Repeat the whole listing exactly.

**** Record set ****

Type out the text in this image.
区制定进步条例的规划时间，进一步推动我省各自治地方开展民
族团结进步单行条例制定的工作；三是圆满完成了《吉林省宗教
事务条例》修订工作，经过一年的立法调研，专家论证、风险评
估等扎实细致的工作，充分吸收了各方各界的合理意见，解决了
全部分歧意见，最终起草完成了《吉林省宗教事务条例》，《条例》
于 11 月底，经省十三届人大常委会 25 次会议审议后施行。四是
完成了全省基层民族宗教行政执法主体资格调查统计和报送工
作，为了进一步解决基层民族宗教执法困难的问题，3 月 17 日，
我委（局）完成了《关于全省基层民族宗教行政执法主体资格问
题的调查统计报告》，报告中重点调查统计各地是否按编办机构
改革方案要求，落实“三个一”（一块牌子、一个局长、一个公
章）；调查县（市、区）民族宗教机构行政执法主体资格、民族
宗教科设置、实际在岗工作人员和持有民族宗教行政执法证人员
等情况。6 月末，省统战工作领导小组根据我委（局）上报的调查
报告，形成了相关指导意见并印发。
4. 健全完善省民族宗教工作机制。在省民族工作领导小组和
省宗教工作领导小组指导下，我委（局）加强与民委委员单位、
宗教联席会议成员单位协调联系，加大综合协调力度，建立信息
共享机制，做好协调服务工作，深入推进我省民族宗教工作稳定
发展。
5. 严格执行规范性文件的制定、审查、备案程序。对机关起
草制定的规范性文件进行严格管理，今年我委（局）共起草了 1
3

****

- Full response
Type out the text in this image.
区制定进步条例的规划时间，进一步推动我省各自治地方开展民
族团结进步单行条例制定的工作；三是圆满完成了《吉林省宗教
事务条例》修订工作，经过一年的立法调研，专家论证、风险评
估等扎实细致的工作，充分吸收了各方各界的合理意见，解决了
全部分歧意见，最终起草完成了《吉林省宗教事务条例》，《条例》
于 11 月底，经省十三届人大常委会 25 次会议审议后施行。四是
完成了全省基层民族宗教行政执法主体资格调查统计和报送工
作，为了进一步解决基层民族宗教执法困难的问题，3 月 17 日，
我委（局）完成了《关于全省基层民族宗教行政执法主体资格问
题的调查统计报告》，报告中重点调查统计各地是否按编办机构
改革方案要求，落实“三个一”（一块牌子、一个局长、一个公
章）；调查县（市、区）民族宗教机构行政执法主体资格、民族
宗教科设置、实际在岗工作人员和持有民族宗教行政执法证人员
等情况。6 月末，省统战工作领导小组根据我委（局）上报的调查
报告，形成了相关指导意见并印发。
4. 健全完善省民族宗教工作机制。在省民族工作领导小组和
省宗教工作领导小组指导下，我委（局）加强与民委委员单位、
宗教联席会议成员单位协调联系，加大综合协调力度，建立信息
共享机制，做好协调服务工作，深入推进我省民族宗教工作稳定
发展。
5. 严格执行规范性文件的制定、审查、备案程序。对机关起
草制定的规范性文件进行严格管理，今年我委（局）共起草了 1
3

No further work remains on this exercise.